• _GIVEN EXERCISE_
Find every line containing the word "Morgenshow" and report the count, nothing more.

=-=-=

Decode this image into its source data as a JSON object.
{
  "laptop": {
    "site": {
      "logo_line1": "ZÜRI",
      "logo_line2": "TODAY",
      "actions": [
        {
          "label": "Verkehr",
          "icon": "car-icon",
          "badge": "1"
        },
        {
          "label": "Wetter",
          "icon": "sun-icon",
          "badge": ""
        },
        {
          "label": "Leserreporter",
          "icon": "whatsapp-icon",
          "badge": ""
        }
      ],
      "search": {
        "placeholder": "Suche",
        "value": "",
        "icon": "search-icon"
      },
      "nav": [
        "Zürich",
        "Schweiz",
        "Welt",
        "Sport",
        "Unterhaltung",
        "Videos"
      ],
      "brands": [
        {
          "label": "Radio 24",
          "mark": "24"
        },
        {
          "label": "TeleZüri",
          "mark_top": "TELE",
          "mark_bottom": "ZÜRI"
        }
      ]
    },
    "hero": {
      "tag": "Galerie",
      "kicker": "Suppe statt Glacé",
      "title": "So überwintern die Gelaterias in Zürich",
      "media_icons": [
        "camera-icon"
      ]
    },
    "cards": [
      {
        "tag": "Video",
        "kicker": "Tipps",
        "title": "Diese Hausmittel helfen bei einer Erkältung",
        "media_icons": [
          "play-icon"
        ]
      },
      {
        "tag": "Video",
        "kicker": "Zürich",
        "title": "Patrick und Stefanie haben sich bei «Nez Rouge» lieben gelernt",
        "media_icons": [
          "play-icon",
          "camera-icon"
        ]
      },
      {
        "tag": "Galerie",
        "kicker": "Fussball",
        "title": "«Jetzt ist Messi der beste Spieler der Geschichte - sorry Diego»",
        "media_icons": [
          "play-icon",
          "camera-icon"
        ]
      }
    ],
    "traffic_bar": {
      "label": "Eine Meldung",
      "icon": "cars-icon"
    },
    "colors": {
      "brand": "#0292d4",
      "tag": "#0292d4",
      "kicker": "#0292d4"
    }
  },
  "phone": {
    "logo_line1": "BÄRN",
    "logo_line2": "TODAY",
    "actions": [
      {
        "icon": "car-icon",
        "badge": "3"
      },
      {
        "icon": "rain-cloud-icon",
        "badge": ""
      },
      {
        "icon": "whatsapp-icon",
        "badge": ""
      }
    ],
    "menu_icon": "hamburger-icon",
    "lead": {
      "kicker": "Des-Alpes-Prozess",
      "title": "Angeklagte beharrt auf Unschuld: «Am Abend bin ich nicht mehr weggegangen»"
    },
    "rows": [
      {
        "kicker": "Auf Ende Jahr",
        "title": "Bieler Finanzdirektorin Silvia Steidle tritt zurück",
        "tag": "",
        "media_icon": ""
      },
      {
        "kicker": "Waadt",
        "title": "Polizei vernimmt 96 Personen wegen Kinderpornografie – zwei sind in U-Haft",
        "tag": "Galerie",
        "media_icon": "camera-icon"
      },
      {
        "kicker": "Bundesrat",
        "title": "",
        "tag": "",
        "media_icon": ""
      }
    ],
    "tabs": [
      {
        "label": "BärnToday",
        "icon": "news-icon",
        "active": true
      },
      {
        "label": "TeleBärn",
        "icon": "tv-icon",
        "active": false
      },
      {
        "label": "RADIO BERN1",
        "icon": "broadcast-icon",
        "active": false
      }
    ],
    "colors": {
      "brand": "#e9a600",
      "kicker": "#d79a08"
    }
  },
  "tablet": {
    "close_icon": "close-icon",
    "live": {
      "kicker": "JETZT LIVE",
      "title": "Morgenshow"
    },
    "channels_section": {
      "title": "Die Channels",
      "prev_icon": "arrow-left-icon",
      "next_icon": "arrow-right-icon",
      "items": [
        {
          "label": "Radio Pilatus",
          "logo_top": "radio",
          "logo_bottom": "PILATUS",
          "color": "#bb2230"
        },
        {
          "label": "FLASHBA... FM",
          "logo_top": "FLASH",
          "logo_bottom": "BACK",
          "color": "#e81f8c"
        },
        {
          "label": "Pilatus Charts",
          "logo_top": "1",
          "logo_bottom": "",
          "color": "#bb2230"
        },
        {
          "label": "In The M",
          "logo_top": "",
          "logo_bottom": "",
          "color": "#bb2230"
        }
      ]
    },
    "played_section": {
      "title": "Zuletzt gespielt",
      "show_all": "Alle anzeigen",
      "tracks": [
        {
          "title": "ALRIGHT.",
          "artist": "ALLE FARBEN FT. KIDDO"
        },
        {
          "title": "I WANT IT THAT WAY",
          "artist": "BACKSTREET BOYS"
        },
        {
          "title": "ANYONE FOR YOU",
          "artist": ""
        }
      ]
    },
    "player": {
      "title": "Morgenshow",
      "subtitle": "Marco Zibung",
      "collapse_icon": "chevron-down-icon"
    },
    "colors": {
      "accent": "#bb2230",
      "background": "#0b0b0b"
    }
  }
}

=-=-=

• _EXERCISE OUTPUT_
2